◆ GOAL OF THE EXERCISE: From the entries below, copy every line holding the word "включении".

-- start of INPUT MATERIAL --

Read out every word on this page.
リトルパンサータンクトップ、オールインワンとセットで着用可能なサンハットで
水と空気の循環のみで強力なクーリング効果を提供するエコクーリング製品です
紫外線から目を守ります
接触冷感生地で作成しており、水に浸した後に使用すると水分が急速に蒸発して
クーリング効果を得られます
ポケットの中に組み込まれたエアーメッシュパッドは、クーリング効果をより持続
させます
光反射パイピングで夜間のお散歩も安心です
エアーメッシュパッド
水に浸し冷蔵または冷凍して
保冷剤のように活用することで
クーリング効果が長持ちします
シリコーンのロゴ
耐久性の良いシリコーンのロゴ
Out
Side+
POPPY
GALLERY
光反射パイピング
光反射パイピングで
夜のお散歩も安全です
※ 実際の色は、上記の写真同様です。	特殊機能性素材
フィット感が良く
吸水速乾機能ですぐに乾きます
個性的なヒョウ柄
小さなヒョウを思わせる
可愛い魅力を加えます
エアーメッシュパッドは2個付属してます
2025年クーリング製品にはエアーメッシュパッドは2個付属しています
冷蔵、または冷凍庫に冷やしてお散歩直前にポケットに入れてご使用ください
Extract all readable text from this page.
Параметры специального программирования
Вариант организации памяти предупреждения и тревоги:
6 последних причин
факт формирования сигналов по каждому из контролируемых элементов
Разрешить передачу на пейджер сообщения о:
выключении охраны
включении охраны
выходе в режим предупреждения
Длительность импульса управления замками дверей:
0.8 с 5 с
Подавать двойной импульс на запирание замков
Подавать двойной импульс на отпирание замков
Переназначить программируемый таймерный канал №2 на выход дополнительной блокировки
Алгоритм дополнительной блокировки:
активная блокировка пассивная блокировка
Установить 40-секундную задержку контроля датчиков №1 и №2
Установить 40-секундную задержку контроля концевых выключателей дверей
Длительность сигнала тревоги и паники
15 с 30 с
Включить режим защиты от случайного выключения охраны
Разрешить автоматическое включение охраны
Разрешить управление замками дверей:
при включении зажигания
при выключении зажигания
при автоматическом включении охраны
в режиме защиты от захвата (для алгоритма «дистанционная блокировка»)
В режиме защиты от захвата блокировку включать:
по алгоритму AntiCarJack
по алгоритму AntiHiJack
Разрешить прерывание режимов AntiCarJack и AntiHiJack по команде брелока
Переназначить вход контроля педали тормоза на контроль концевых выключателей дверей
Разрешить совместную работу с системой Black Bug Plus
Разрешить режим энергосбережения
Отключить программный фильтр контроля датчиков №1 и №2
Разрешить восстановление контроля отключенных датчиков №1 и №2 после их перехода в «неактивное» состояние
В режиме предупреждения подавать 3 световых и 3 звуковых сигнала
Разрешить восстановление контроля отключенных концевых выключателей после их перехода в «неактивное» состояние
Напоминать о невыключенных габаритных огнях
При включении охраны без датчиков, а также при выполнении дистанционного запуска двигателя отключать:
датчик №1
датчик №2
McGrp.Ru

-- end of INPUT MATERIAL --

◆ SOLUTION FOR THIS PROBLEM:
включении охраны
при включении зажигания
при автоматическом включении охраны
При включении охраны без датчиков, а также при выполнении дистанционного запуска двигателя отключать:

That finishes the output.